**Input:**

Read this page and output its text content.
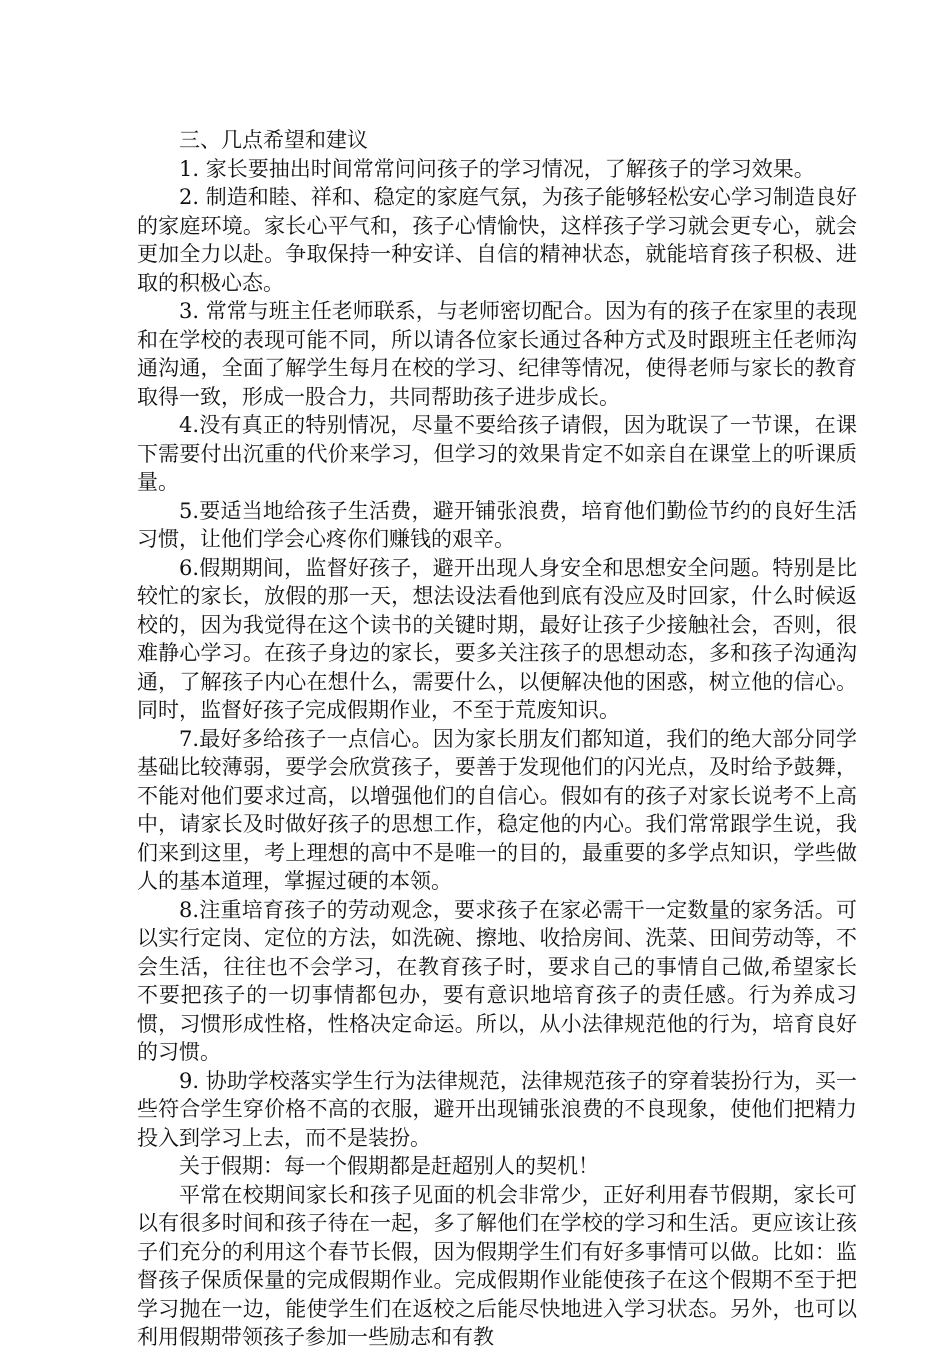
三、几点希望和建议

1. 家长要抽出时间常常问问孩子的学习情况，了解孩子的学习效果。

2. 制造和睦、祥和、稳定的家庭气氛，为孩子能够轻松安心学习制造良好的家庭环境。家长心平气和，孩子心情愉快，这样孩子学习就会更专心，就会更加全力以赴。争取保持一种安详、自信的精神状态，就能培育孩子积极、进取的积极心态。

3. 常常与班主任老师联系，与老师密切配合。因为有的孩子在家里的表现和在学校的表现可能不同，所以请各位家长通过各种方式及时跟班主任老师沟通沟通，全面了解学生每月在校的学习、纪律等情况，使得老师与家长的教育取得一致，形成一股合力，共同帮助孩子进步成长。

4.没有真正的特别情况，尽量不要给孩子请假，因为耽误了一节课，在课下需要付出沉重的代价来学习，但学习的效果肯定不如亲自在课堂上的听课质量。

5.要适当地给孩子生活费，避开铺张浪费，培育他们勤俭节约的良好生活习惯，让他们学会心疼你们赚钱的艰辛。

6.假期期间，监督好孩子，避开出现人身安全和思想安全问题。特别是比较忙的家长，放假的那一天，想法设法看他到底有没应及时回家，什么时候返校的，因为我觉得在这个读书的关键时期，最好让孩子少接触社会，否则，很难静心学习。在孩子身边的家长，要多关注孩子的思想动态，多和孩子沟通沟通，了解孩子内心在想什么，需要什么，以便解决他的困惑，树立他的信心。同时，监督好孩子完成假期作业，不至于荒废知识。

7.最好多给孩子一点信心。因为家长朋友们都知道，我们的绝大部分同学基础比较薄弱，要学会欣赏孩子，要善于发现他们的闪光点，及时给予鼓舞，不能对他们要求过高，以增强他们的自信心。假如有的孩子对家长说考不上高中，请家长及时做好孩子的思想工作，稳定他的内心。我们常常跟学生说，我们来到这里，考上理想的高中不是唯一的目的，最重要的多学点知识，学些做人的基本道理，掌握过硬的本领。

8.注重培育孩子的劳动观念，要求孩子在家必需干一定数量的家务活。可以实行定岗、定位的方法，如洗碗、擦地、收拾房间、洗菜、田间劳动等，不会生活，往往也不会学习，在教育孩子时，要求自己的事情自己做,希望家长不要把孩子的一切事情都包办，要有意识地培育孩子的责任感。行为养成习惯，习惯形成性格，性格决定命运。所以，从小法律规范他的行为，培育良好的习惯。

9. 协助学校落实学生行为法律规范，法律规范孩子的穿着装扮行为，买一些符合学生穿价格不高的衣服，避开出现铺张浪费的不良现象，使他们把精力投入到学习上去，而不是装扮。

关于假期：每一个假期都是赶超别人的契机！

平常在校期间家长和孩子见面的机会非常少，正好利用春节假期，家长可以有很多时间和孩子待在一起，多了解他们在学校的学习和生活。更应该让孩子们充分的利用这个春节长假，因为假期学生们有好多事情可以做。比如：监督孩子保质保量的完成假期作业。完成假期作业能使孩子在这个假期不至于把学习抛在一边，能使学生们在返校之后能尽快地进入学习状态。另外，也可以利用假期带领孩子参加一些励志和有教
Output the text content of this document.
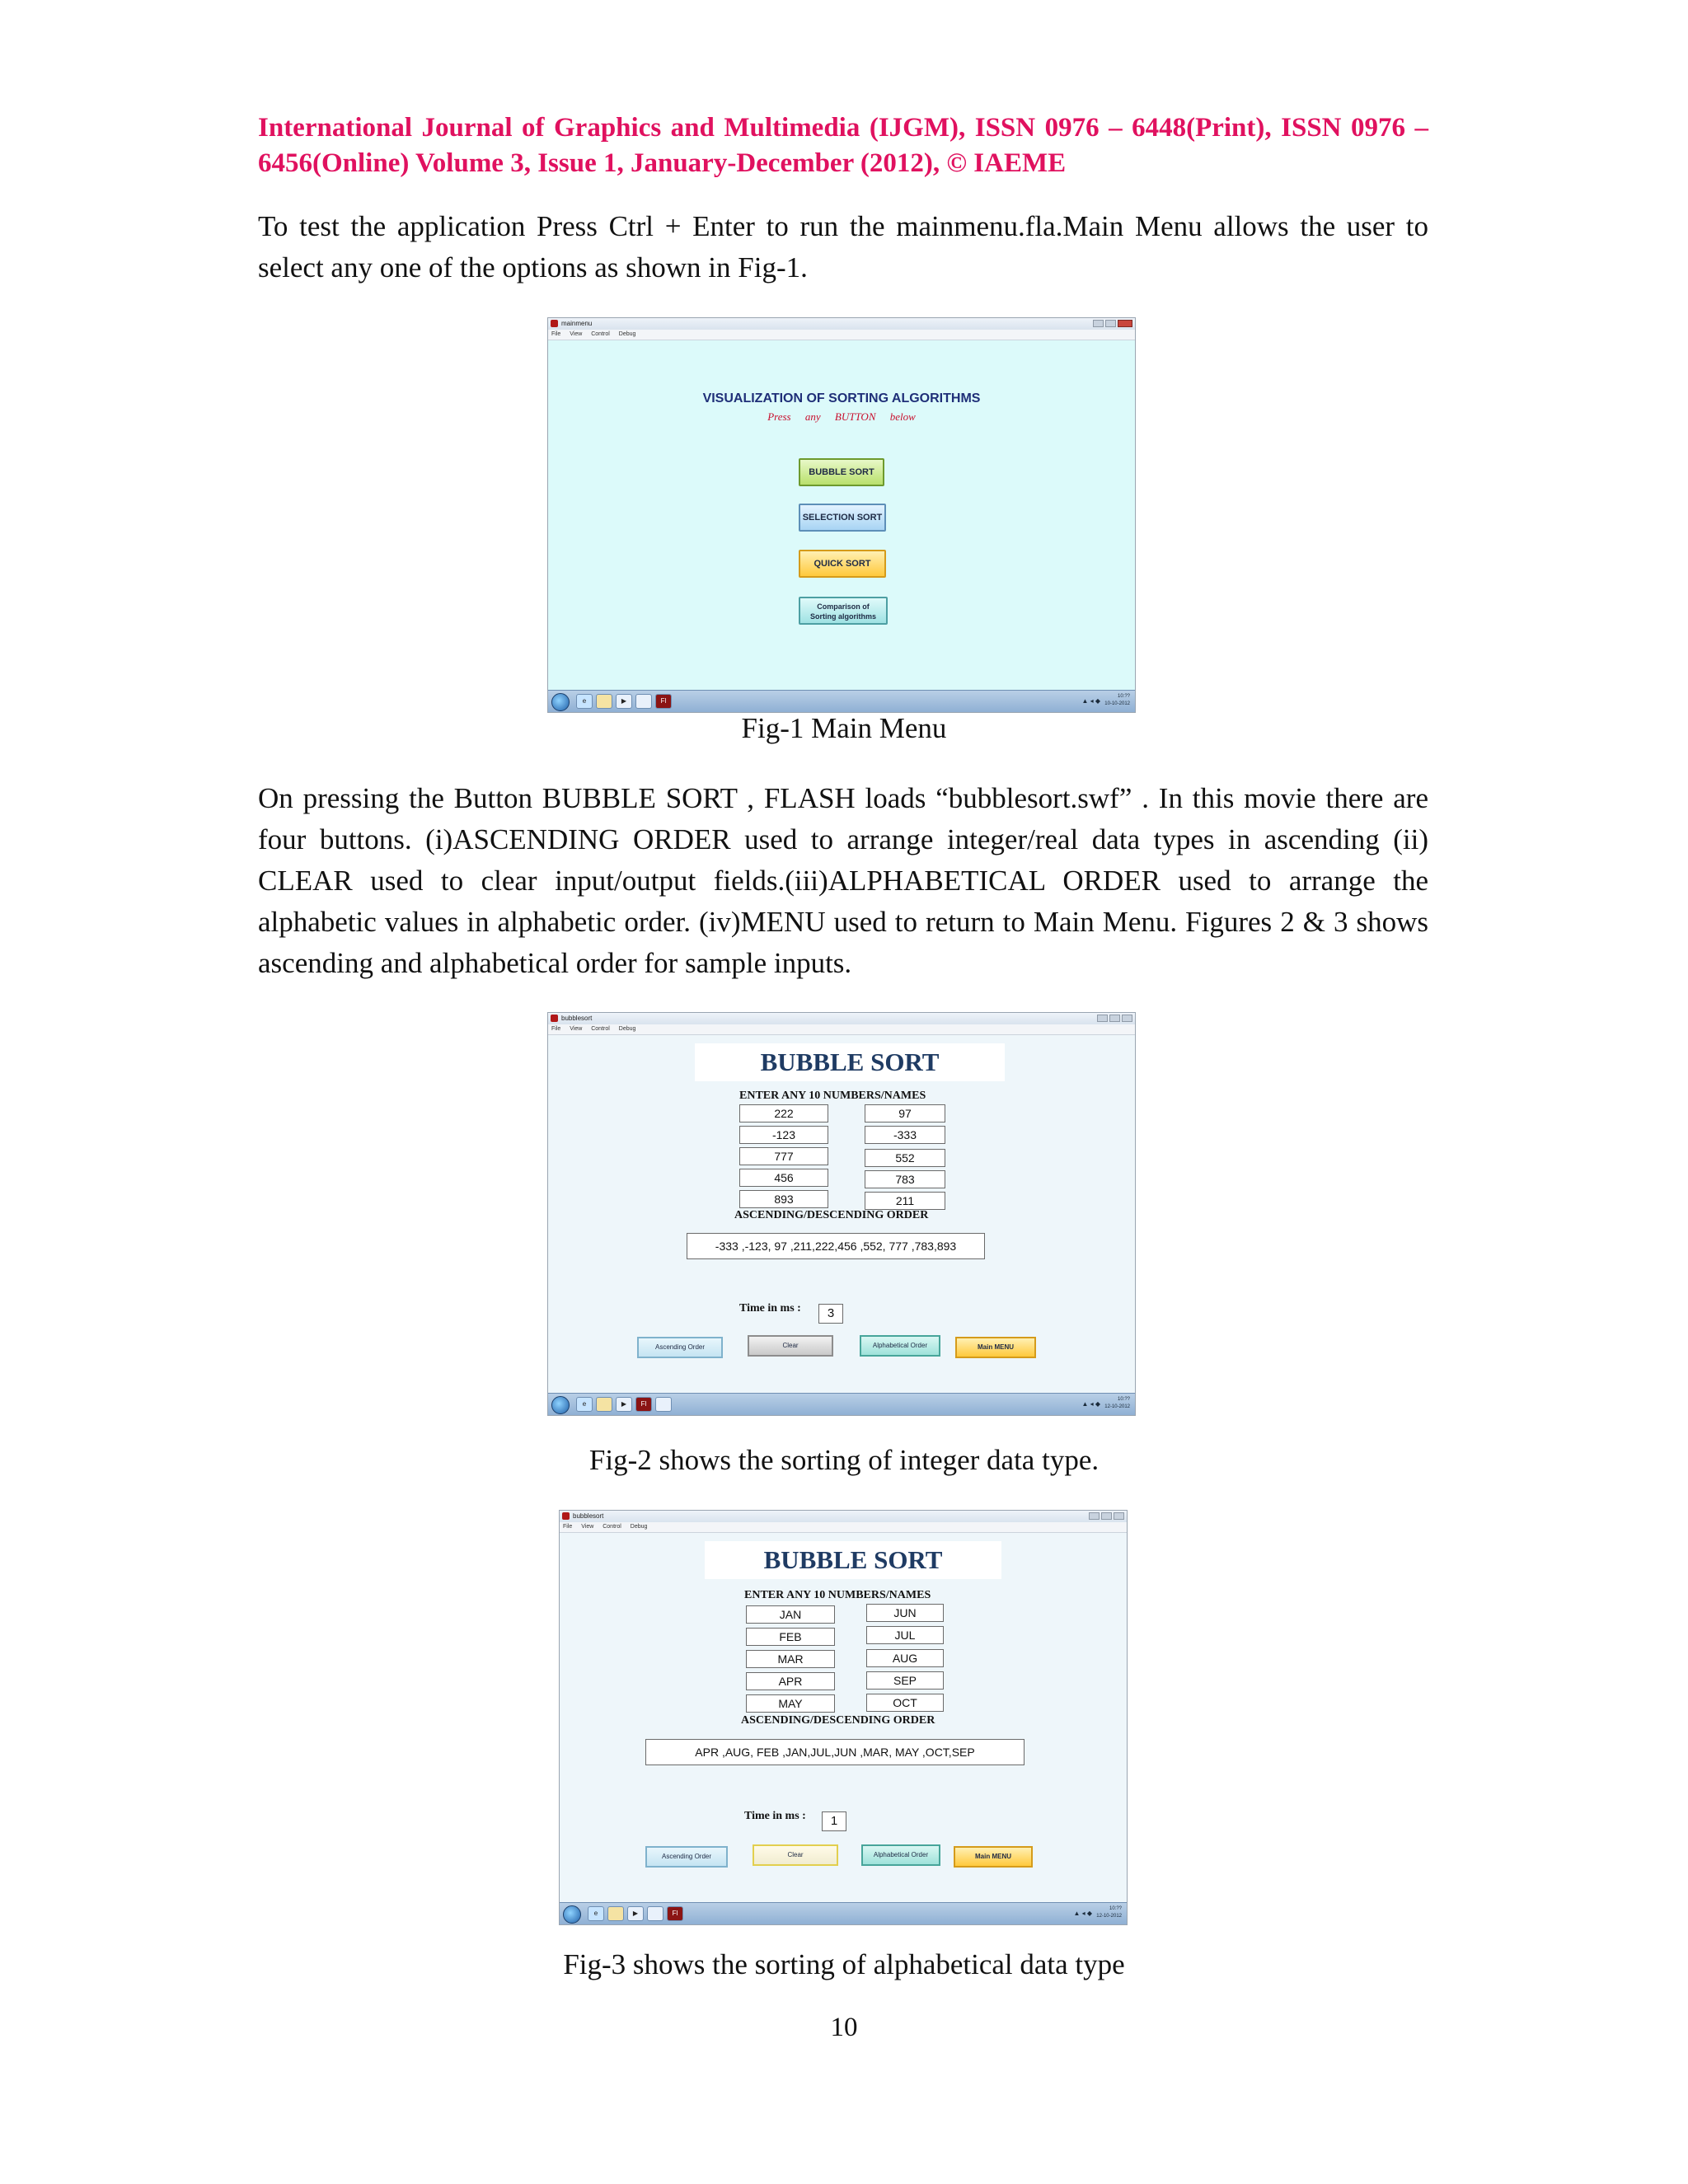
International Journal of Graphics and Multimedia (IJGM), ISSN 0976 – 6448(Print), ISSN 0976 – 6456(Online) Volume 3, Issue 1, January-December (2012), © IAEME

To test the application Press Ctrl + Enter to run the mainmenu.fla.Main Menu allows the user to select any one of the options as shown in Fig-1.

mainmenu
File View Control Debug
VISUALIZATION OF SORTING ALGORITHMS
Press any BUTTON below
BUBBLE SORT
SELECTION SORT
QUICK SORT
Comparison of
Sorting algorithms
e	▶	Fl	▲ ◂ ◆
10:??
10-10-2012

Fig-1 Main Menu

On pressing the Button BUBBLE SORT , FLASH loads “bubblesort.swf” . In this movie there are four buttons. (i)ASCENDING ORDER used to arrange integer/real data types in ascending (ii) CLEAR used to clear input/output fields.(iii)ALPHABETICAL ORDER used to arrange the alphabetic values in alphabetic order. (iv)MENU used to return to Main Menu. Figures 2 & 3 shows ascending and alphabetical order for sample inputs.

bubblesort
File View Control Debug
BUBBLE SORT
ENTER ANY 10 NUMBERS/NAMES
222
-123
777
456
893
97
-333
552
783
211
ASCENDING/DESCENDING ORDER
-333 ,-123, 97 ,211,222,456 ,552, 777 ,783,893
Time in ms :	3
Ascending Order	Clear	Alphabetical Order	Main MENU
e	▶	Fl	▲ ◂ ◆
10:??
12-10-2012

Fig-2 shows the sorting of integer data type.

bubblesort
File View Control Debug
BUBBLE SORT
ENTER ANY 10 NUMBERS/NAMES
JAN
FEB
MAR
APR
MAY
JUN
JUL
AUG
SEP
OCT
ASCENDING/DESCENDING ORDER
APR ,AUG, FEB ,JAN,JUL,JUN ,MAR, MAY ,OCT,SEP
Time in ms :	1
Ascending Order	Clear	Alphabetical Order	Main MENU
e	▶	Fl	▲ ◂ ◆
10:??
12-10-2012

Fig-3 shows the sorting of alphabetical data type

10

**Description of the task:** Leave out the pictures and copy every record above exactly.

**Task result:**
Read this page and output its text content.
三、几点希望和建议

1. 家长要抽出时间常常问问孩子的学习情况，了解孩子的学习效果。

2. 制造和睦、祥和、稳定的家庭气氛，为孩子能够轻松安心学习制造良好的家庭环境。家长心平气和，孩子心情愉快，这样孩子学习就会更专心，就会更加全力以赴。争取保持一种安详、自信的精神状态，就能培育孩子积极、进取的积极心态。

3. 常常与班主任老师联系，与老师密切配合。因为有的孩子在家里的表现和在学校的表现可能不同，所以请各位家长通过各种方式及时跟班主任老师沟通沟通，全面了解学生每月在校的学习、纪律等情况，使得老师与家长的教育取得一致，形成一股合力，共同帮助孩子进步成长。

4.没有真正的特别情况，尽量不要给孩子请假，因为耽误了一节课，在课下需要付出沉重的代价来学习，但学习的效果肯定不如亲自在课堂上的听课质量。

5.要适当地给孩子生活费，避开铺张浪费，培育他们勤俭节约的良好生活习惯，让他们学会心疼你们赚钱的艰辛。

6.假期期间，监督好孩子，避开出现人身安全和思想安全问题。特别是比较忙的家长，放假的那一天，想法设法看他到底有没应及时回家，什么时候返校的，因为我觉得在这个读书的关键时期，最好让孩子少接触社会，否则，很难静心学习。在孩子身边的家长，要多关注孩子的思想动态，多和孩子沟通沟通，了解孩子内心在想什么，需要什么，以便解决他的困惑，树立他的信心。同时，监督好孩子完成假期作业，不至于荒废知识。

7.最好多给孩子一点信心。因为家长朋友们都知道，我们的绝大部分同学基础比较薄弱，要学会欣赏孩子，要善于发现他们的闪光点，及时给予鼓舞，不能对他们要求过高，以增强他们的自信心。假如有的孩子对家长说考不上高中，请家长及时做好孩子的思想工作，稳定他的内心。我们常常跟学生说，我们来到这里，考上理想的高中不是唯一的目的，最重要的多学点知识，学些做人的基本道理，掌握过硬的本领。

8.注重培育孩子的劳动观念，要求孩子在家必需干一定数量的家务活。可以实行定岗、定位的方法，如洗碗、擦地、收拾房间、洗菜、田间劳动等，不会生活，往往也不会学习，在教育孩子时，要求自己的事情自己做,希望家长不要把孩子的一切事情都包办，要有意识地培育孩子的责任感。行为养成习惯，习惯形成性格，性格决定命运。所以，从小法律规范他的行为，培育良好的习惯。

9. 协助学校落实学生行为法律规范，法律规范孩子的穿着装扮行为，买一些符合学生穿价格不高的衣服，避开出现铺张浪费的不良现象，使他们把精力投入到学习上去，而不是装扮。

关于假期：每一个假期都是赶超别人的契机！

平常在校期间家长和孩子见面的机会非常少，正好利用春节假期，家长可以有很多时间和孩子待在一起，多了解他们在学校的学习和生活。更应该让孩子们充分的利用这个春节长假，因为假期学生们有好多事情可以做。比如：监督孩子保质保量的完成假期作业。完成假期作业能使孩子在这个假期不至于把学习抛在一边，能使学生们在返校之后能尽快地进入学习状态。另外，也可以利用假期带领孩子参加一些励志和有教
Output the text content of this document.
International Journal of Graphics and Multimedia (IJGM), ISSN 0976 – 6448(Print), ISSN 0976 – 6456(Online) Volume 3, Issue 1, January-December (2012), © IAEME

To test the application Press Ctrl + Enter to run the mainmenu.fla.Main Menu allows the user to select any one of the options as shown in Fig-1.

mainmenu
File View Control Debug
VISUALIZATION OF SORTING ALGORITHMS
Press any BUTTON below
BUBBLE SORT
SELECTION SORT
QUICK SORT
Comparison of
Sorting algorithms
e	▶	Fl	▲ ◂ ◆
10:??
10-10-2012

Fig-1 Main Menu

On pressing the Button BUBBLE SORT , FLASH loads “bubblesort.swf” . In this movie there are four buttons. (i)ASCENDING ORDER used to arrange integer/real data types in ascending (ii) CLEAR used to clear input/output fields.(iii)ALPHABETICAL ORDER used to arrange the alphabetic values in alphabetic order. (iv)MENU used to return to Main Menu. Figures 2 & 3 shows ascending and alphabetical order for sample inputs.

bubblesort
File View Control Debug
BUBBLE SORT
ENTER ANY 10 NUMBERS/NAMES
222
-123
777
456
893
97
-333
552
783
211
ASCENDING/DESCENDING ORDER
-333 ,-123, 97 ,211,222,456 ,552, 777 ,783,893
Time in ms :	3
Ascending Order	Clear	Alphabetical Order	Main MENU
e	▶	Fl	▲ ◂ ◆
10:??
12-10-2012

Fig-2 shows the sorting of integer data type.

bubblesort
File View Control Debug
BUBBLE SORT
ENTER ANY 10 NUMBERS/NAMES
JAN
FEB
MAR
APR
MAY
JUN
JUL
AUG
SEP
OCT
ASCENDING/DESCENDING ORDER
APR ,AUG, FEB ,JAN,JUL,JUN ,MAR, MAY ,OCT,SEP
Time in ms :	1
Ascending Order	Clear	Alphabetical Order	Main MENU
e	▶	Fl	▲ ◂ ◆
10:??
12-10-2012

Fig-3 shows the sorting of alphabetical data type

10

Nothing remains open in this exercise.